● **Problem**
Copy out each line of the material in which the word "不计空气阻力" appears.

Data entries

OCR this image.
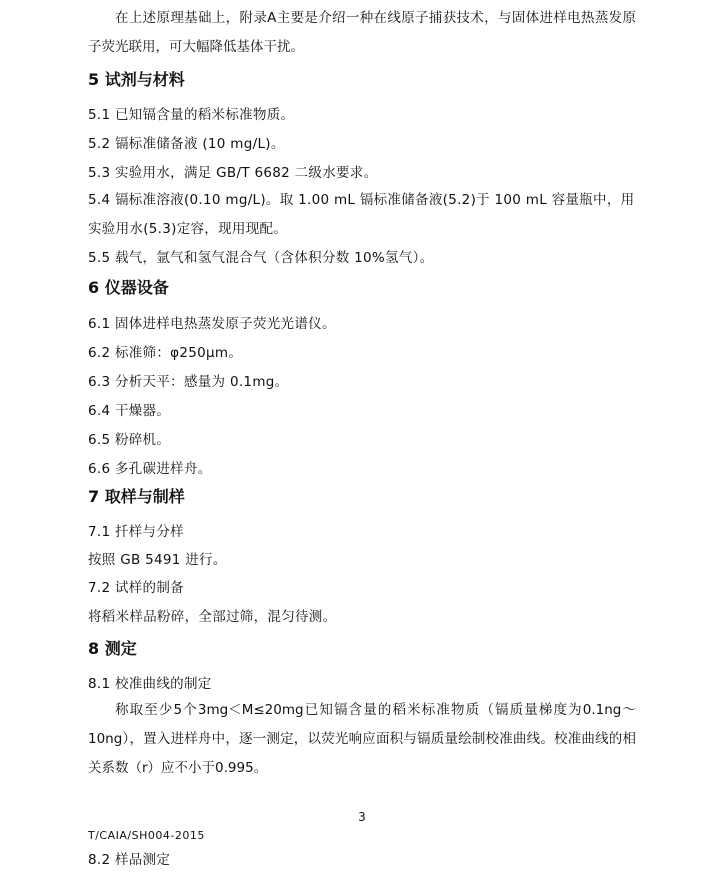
在上述原理基础上，附录A主要是介绍一种在线原子捕获技术，与固体进样电热蒸发原子荧光联用，可大幅降低基体干扰。
5 试剂与材料
5.1 已知镉含量的稻米标准物质。
5.2 镉标准储备液 (10 mg/L)。
5.3 实验用水，满足 GB/T 6682 二级水要求。
5.4 镉标准溶液(0.10 mg/L)。取 1.00 mL 镉标准储备液(5.2)于 100 mL 容量瓶中，用实验用水(5.3)定容，现用现配。
5.5 载气，氩气和氢气混合气（含体积分数 10%氢气）。
6 仪器设备
6.1 固体进样电热蒸发原子荧光光谱仪。
6.2 标准筛：φ250μm。
6.3 分析天平：感量为 0.1mg。
6.4 干燥器。
6.5 粉碎机。
6.6 多孔碳进样舟。
7 取样与制样
7.1 扦样与分样
按照 GB 5491 进行。
7.2 试样的制备
将稻米样品粉碎，全部过筛，混匀待测。
8 测定
8.1 校准曲线的制定
称取至少5个3mg＜M≤20mg已知镉含量的稻米标准物质（镉质量梯度为0.1ng～10ng），置入进样舟中，逐一测定，以荧光响应面积与镉质量绘制校准曲线。校准曲线的相关系数（r）应不小于0.995。
3
T/CAIA/SH004-2015
8.2 样品测定
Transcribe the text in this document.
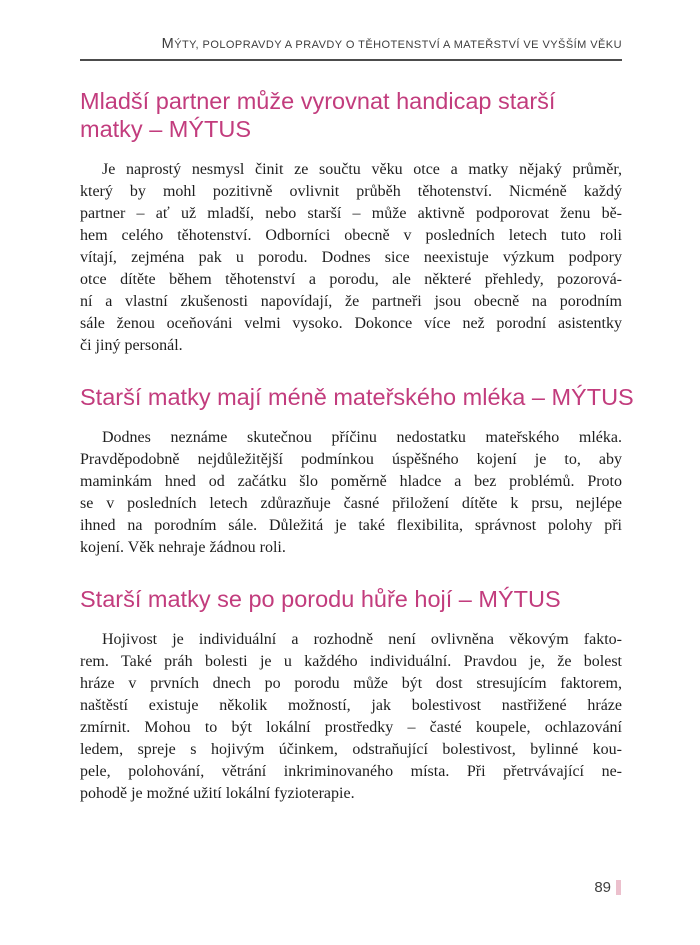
MÝTY, POLOPRAVDY A PRAVDY O TĚHOTENSTVÍ A MATEŘSTVÍ VE VYŠŠÍM VĚKU
Mladší partner může vyrovnat handicap starší
matky – MÝTUS
Je naprostý nesmysl činit ze součtu věku otce a matky nějaký průměr,
který by mohl pozitivně ovlivnit průběh těhotenství. Nicméně každý
partner – ať už mladší, nebo starší – může aktivně podporovat ženu bě-
hem celého těhotenství. Odborníci obecně v posledních letech tuto roli
vítají, zejména pak u porodu. Dodnes sice neexistuje výzkum podpory
otce dítěte během těhotenství a porodu, ale některé přehledy, pozorová-
ní a vlastní zkušenosti napovídají, že partneři jsou obecně na porodním
sále ženou oceňováni velmi vysoko. Dokonce více než porodní asistentky
či jiný personál.
Starší matky mají méně mateřského mléka – MÝTUS
Dodnes neznáme skutečnou příčinu nedostatku mateřského mléka.
Pravděpodobně nejdůležitější podmínkou úspěšného kojení je to, aby
maminkám hned od začátku šlo poměrně hladce a bez problémů. Proto
se v posledních letech zdůrazňuje časné přiložení dítěte k prsu, nejlépe
ihned na porodním sále. Důležitá je také flexibilita, správnost polohy při
kojení. Věk nehraje žádnou roli.
Starší matky se po porodu hůře hojí – MÝTUS
Hojivost je individuální a rozhodně není ovlivněna věkovým fakto-
rem. Také práh bolesti je u každého individuální. Pravdou je, že bolest
hráze v prvních dnech po porodu může být dost stresujícím faktorem,
naštěstí existuje několik možností, jak bolestivost nastřižené hráze
zmírnit. Mohou to být lokální prostředky – časté koupele, ochlazování
ledem, spreje s hojivým účinkem, odstraňující bolestivost, bylinné kou-
pele, polohování, větrání inkriminovaného místa. Při přetrvávající ne-
pohodě je možné užití lokální fyzioterapie.
89
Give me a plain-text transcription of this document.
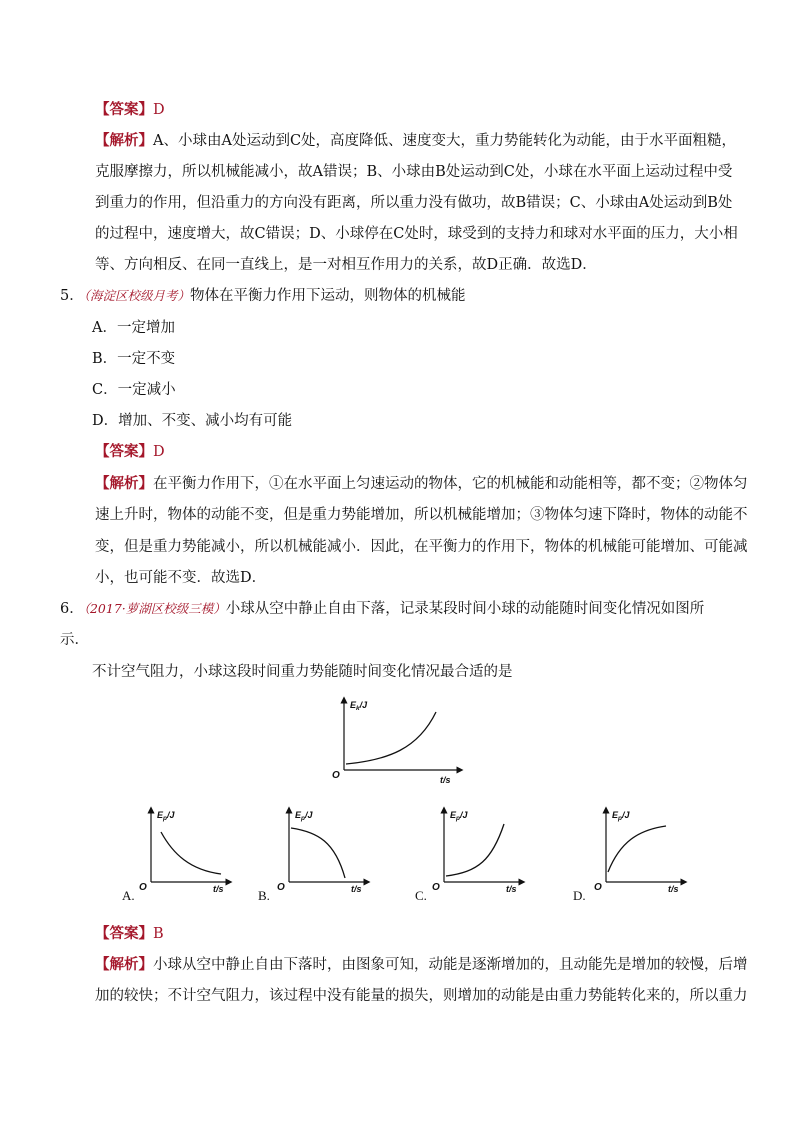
【答案】D
【解析】A、小球由A处运动到C处，高度降低、速度变大，重力势能转化为动能，由于水平面粗糙，
克服摩擦力，所以机械能减小，故A错误；B、小球由B处运动到C处，小球在水平面上运动过程中受
到重力的作用，但沿重力的方向没有距离，所以重力没有做功，故B错误；C、小球由A处运动到B处
的过程中，速度增大，故C错误；D、小球停在C处时，球受到的支持力和球对水平面的压力，大小相
等、方向相反、在同一直线上，是一对相互作用力的关系，故D正确．故选D．
5．（海淀区校级月考）物体在平衡力作用下运动，则物体的机械能
A．一定增加
B．一定不变
C．一定减小
D．增加、不变、减小均有可能
【答案】D
【解析】在平衡力作用下，①在水平面上匀速运动的物体，它的机械能和动能相等，都不变；②物体匀
速上升时，物体的动能不变，但是重力势能增加，所以机械能增加；③物体匀速下降时，物体的动能不
变，但是重力势能减小，所以机械能减小．因此，在平衡力的作用下，物体的机械能可能增加、可能减
小，也可能不变．故选D．
6．（2017·萝湖区校级三模）小球从空中静止自由下落，记录某段时间小球的动能随时间变化情况如图所
示．
不计空气阻力，小球这段时间重力势能随时间变化情况最合适的是
$E_k/J$
O	t/s
$E_p/J$
O	t/s
A.
$E_p/J$
O	t/s
B.
$E_p/J$
O	t/s
C.
$E_p/J$
O	t/s
D.
【答案】B
【解析】小球从空中静止自由下落时，由图象可知，动能是逐渐增加的，且动能先是增加的较慢，后增
加的较快；不计空气阻力，该过程中没有能量的损失，则增加的动能是由重力势能转化来的，所以重力
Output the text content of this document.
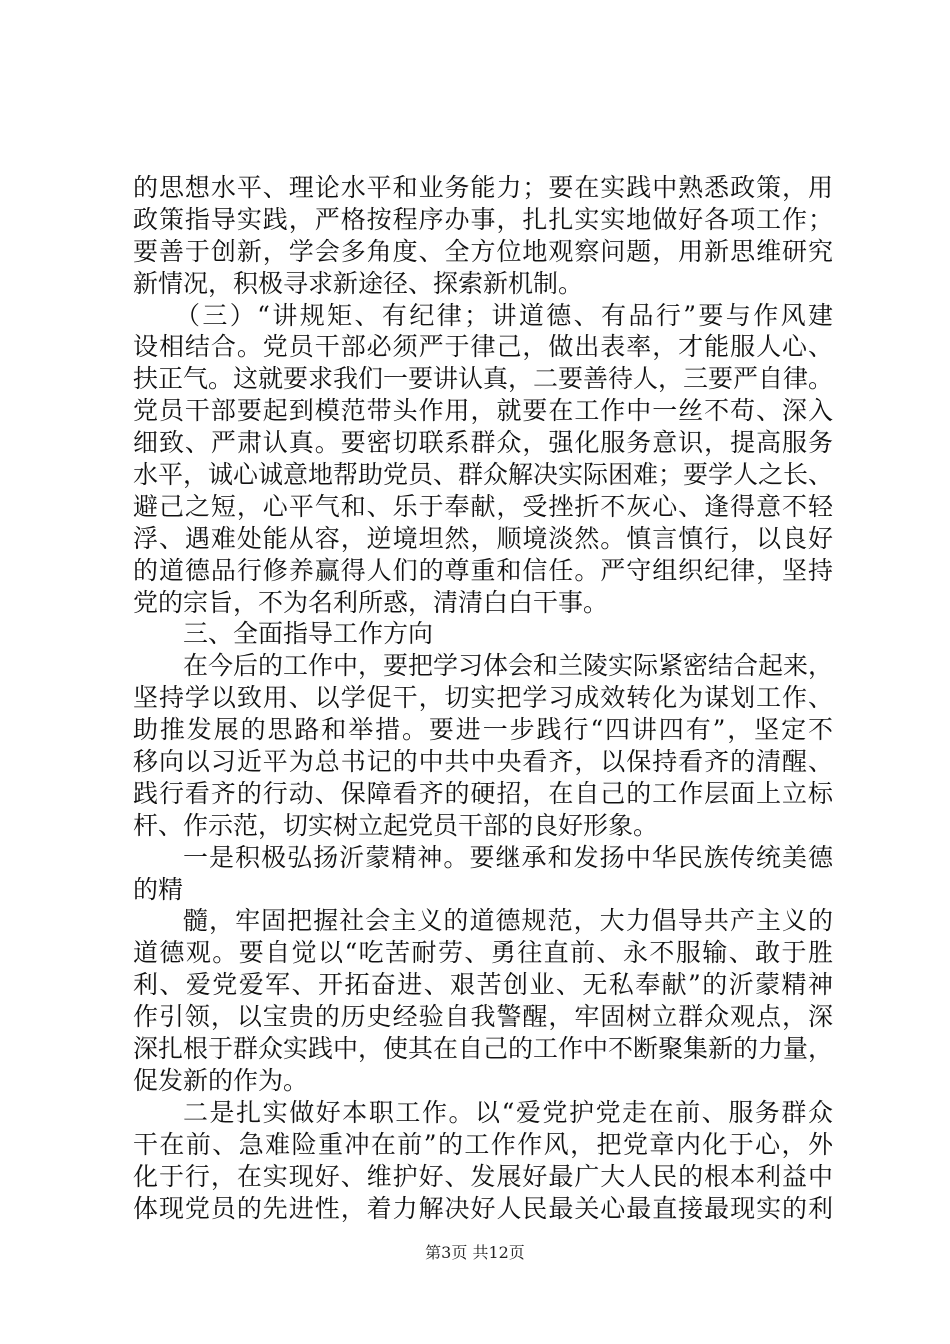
的思想水平、理论水平和业务能力；要在实践中熟悉政策，用
政策指导实践，严格按程序办事，扎扎实实地做好各项工作；
要善于创新，学会多角度、全方位地观察问题，用新思维研究
新情况，积极寻求新途径、探索新机制。
（三）“讲规矩、有纪律；讲道德、有品行”要与作风建
设相结合。党员干部必须严于律己，做出表率，才能服人心、
扶正气。这就要求我们一要讲认真，二要善待人，三要严自律。
党员干部要起到模范带头作用，就要在工作中一丝不苟、深入
细致、严肃认真。要密切联系群众，强化服务意识，提高服务
水平，诚心诚意地帮助党员、群众解决实际困难；要学人之长、
避己之短，心平气和、乐于奉献，受挫折不灰心、逢得意不轻
浮、遇难处能从容，逆境坦然，顺境淡然。慎言慎行，以良好
的道德品行修养赢得人们的尊重和信任。严守组织纪律，坚持
党的宗旨，不为名利所惑，清清白白干事。
三、全面指导工作方向
在今后的工作中，要把学习体会和兰陵实际紧密结合起来，
坚持学以致用、以学促干，切实把学习成效转化为谋划工作、
助推发展的思路和举措。要进一步践行“四讲四有”，坚定不
移向以习近平为总书记的中共中央看齐，以保持看齐的清醒、
践行看齐的行动、保障看齐的硬招，在自己的工作层面上立标
杆、作示范，切实树立起党员干部的良好形象。
一是积极弘扬沂蒙精神。要继承和发扬中华民族传统美德
的精
髓，牢固把握社会主义的道德规范，大力倡导共产主义的
道德观。要自觉以“吃苦耐劳、勇往直前、永不服输、敢于胜
利、爱党爱军、开拓奋进、艰苦创业、无私奉献”的沂蒙精神
作引领，以宝贵的历史经验自我警醒，牢固树立群众观点，深
深扎根于群众实践中，使其在自己的工作中不断聚集新的力量，
促发新的作为。
二是扎实做好本职工作。以“爱党护党走在前、服务群众
干在前、急难险重冲在前”的工作作风，把党章内化于心，外
化于行，在实现好、维护好、发展好最广大人民的根本利益中
体现党员的先进性，着力解决好人民最关心最直接最现实的利
第3页 共12页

● **Exercise answer**
不计空气阻力，小球这段时间重力势能随时间变化情况最合适的是
加的较快；不计空气阻力，该过程中没有能量的损失，则增加的动能是由重力势能转化来的，所以重力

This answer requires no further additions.